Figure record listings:
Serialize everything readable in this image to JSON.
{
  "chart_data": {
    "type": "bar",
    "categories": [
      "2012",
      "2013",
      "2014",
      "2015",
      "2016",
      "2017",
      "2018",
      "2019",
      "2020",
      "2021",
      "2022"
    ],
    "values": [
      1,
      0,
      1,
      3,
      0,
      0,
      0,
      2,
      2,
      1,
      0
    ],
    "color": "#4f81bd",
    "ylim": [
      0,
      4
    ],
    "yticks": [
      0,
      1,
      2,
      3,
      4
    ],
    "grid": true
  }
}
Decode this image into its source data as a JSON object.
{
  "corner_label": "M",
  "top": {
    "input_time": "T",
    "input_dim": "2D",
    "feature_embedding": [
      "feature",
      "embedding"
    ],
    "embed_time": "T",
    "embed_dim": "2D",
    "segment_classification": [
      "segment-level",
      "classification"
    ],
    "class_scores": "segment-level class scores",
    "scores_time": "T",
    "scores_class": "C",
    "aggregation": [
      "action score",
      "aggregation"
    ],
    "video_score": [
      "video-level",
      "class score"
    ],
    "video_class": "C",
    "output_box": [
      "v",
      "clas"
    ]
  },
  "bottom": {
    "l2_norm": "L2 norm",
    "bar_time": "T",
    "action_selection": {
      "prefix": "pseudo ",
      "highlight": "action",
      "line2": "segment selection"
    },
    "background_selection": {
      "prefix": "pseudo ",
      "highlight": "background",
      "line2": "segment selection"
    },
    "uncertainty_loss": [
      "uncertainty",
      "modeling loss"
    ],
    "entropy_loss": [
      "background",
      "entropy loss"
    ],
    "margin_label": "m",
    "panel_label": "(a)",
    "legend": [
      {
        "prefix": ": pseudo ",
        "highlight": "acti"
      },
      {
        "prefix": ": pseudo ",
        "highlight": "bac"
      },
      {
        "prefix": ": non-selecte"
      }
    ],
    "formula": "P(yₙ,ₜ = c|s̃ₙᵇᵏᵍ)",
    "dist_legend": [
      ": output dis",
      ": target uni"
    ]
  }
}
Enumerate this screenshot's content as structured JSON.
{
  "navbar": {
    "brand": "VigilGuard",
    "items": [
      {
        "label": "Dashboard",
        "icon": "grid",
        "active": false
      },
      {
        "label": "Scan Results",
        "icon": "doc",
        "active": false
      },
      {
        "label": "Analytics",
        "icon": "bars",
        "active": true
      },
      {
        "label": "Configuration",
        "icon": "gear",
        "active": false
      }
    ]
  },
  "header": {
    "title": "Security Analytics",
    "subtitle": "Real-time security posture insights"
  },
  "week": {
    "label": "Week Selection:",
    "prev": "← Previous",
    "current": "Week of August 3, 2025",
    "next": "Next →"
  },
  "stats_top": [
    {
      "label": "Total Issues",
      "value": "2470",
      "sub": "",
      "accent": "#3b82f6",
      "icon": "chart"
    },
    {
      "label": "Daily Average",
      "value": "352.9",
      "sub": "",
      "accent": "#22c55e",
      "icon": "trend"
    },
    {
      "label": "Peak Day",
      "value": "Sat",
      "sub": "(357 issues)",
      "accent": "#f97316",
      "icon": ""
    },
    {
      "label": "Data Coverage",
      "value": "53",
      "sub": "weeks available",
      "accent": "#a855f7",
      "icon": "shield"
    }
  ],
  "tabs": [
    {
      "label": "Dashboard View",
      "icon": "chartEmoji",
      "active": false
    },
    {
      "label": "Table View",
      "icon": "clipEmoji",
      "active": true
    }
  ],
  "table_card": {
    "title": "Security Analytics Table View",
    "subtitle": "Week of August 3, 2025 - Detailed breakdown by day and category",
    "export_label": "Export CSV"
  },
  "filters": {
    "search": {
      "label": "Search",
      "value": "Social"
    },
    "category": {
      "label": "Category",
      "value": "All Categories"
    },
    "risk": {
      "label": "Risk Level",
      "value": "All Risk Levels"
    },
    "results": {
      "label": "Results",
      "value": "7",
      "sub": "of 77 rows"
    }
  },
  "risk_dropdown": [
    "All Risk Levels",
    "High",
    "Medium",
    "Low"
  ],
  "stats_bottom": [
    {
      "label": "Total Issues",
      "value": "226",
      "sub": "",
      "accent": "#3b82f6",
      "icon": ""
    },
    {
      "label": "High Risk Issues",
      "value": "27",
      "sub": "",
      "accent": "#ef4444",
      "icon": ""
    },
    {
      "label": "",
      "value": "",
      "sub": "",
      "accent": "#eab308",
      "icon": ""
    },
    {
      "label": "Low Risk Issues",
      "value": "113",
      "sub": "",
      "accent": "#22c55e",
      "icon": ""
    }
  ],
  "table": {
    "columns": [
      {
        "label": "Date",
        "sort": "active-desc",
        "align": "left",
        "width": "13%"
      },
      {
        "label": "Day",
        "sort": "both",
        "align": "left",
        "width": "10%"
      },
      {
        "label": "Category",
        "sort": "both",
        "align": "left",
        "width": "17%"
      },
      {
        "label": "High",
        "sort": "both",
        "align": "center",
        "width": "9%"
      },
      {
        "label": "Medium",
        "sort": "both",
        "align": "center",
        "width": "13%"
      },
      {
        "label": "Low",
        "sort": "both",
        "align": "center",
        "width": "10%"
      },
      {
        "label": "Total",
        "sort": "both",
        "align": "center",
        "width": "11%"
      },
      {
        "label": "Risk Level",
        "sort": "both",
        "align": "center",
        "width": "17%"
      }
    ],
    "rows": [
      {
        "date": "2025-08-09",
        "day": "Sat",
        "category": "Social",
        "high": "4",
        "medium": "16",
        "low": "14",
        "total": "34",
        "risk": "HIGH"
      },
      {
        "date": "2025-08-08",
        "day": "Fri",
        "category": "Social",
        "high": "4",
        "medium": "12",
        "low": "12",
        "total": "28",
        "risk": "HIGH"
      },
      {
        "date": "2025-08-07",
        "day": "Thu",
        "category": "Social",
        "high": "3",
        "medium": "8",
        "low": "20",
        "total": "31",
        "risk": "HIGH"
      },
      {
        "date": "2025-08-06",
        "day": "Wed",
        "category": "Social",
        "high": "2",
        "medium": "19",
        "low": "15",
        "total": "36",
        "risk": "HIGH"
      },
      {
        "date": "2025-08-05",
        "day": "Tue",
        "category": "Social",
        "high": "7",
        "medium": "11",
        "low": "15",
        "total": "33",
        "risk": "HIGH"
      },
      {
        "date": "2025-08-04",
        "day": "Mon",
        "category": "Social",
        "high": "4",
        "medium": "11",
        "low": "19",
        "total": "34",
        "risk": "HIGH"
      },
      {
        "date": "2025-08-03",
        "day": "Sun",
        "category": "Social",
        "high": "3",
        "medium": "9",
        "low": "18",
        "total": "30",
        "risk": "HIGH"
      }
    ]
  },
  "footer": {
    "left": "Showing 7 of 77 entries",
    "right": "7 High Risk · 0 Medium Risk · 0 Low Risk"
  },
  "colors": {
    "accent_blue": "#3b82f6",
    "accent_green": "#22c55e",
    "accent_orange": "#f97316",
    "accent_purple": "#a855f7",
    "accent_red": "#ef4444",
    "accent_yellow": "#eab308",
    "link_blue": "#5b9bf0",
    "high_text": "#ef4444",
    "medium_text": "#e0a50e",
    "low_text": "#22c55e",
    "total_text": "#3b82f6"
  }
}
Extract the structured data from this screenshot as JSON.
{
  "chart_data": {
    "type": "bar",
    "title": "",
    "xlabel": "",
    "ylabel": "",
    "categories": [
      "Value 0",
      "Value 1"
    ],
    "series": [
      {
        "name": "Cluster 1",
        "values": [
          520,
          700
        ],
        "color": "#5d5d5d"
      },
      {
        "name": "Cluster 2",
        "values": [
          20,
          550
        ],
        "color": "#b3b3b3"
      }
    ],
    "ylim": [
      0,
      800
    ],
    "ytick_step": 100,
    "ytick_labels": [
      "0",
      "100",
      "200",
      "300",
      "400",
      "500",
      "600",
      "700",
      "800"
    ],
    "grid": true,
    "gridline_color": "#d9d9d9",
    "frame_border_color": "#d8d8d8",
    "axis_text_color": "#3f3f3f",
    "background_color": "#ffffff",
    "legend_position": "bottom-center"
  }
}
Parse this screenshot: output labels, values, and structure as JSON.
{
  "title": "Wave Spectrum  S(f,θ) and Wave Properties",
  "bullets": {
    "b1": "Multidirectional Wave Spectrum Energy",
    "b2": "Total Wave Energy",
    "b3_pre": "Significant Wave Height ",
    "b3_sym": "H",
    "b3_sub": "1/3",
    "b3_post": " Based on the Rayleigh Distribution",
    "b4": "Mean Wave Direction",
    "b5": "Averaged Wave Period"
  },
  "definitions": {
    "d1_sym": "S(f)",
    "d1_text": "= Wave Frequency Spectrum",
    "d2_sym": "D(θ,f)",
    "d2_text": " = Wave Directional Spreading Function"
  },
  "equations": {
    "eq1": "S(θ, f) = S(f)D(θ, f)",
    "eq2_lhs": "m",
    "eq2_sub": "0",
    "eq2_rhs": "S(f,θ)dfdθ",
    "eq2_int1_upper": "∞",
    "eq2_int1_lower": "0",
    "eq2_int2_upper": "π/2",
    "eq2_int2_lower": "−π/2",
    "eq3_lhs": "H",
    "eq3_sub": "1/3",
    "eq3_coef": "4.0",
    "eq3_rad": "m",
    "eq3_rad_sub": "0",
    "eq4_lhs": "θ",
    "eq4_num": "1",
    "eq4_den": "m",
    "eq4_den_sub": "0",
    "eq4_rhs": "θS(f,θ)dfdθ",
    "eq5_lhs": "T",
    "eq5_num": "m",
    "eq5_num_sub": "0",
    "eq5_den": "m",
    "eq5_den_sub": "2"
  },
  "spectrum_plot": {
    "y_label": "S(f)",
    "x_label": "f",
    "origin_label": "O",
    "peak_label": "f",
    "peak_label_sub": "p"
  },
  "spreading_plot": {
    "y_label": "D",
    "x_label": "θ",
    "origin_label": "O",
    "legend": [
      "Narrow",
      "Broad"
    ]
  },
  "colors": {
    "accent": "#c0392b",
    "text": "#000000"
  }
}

• _What to do_:
Scan the material above. Copy each line that holds the word "subtitle".

• _Solution to this problem_:
    "subtitle": "Real-time security posture insights"
    "subtitle": "Week of August 3, 2025 - Detailed breakdown by day and category",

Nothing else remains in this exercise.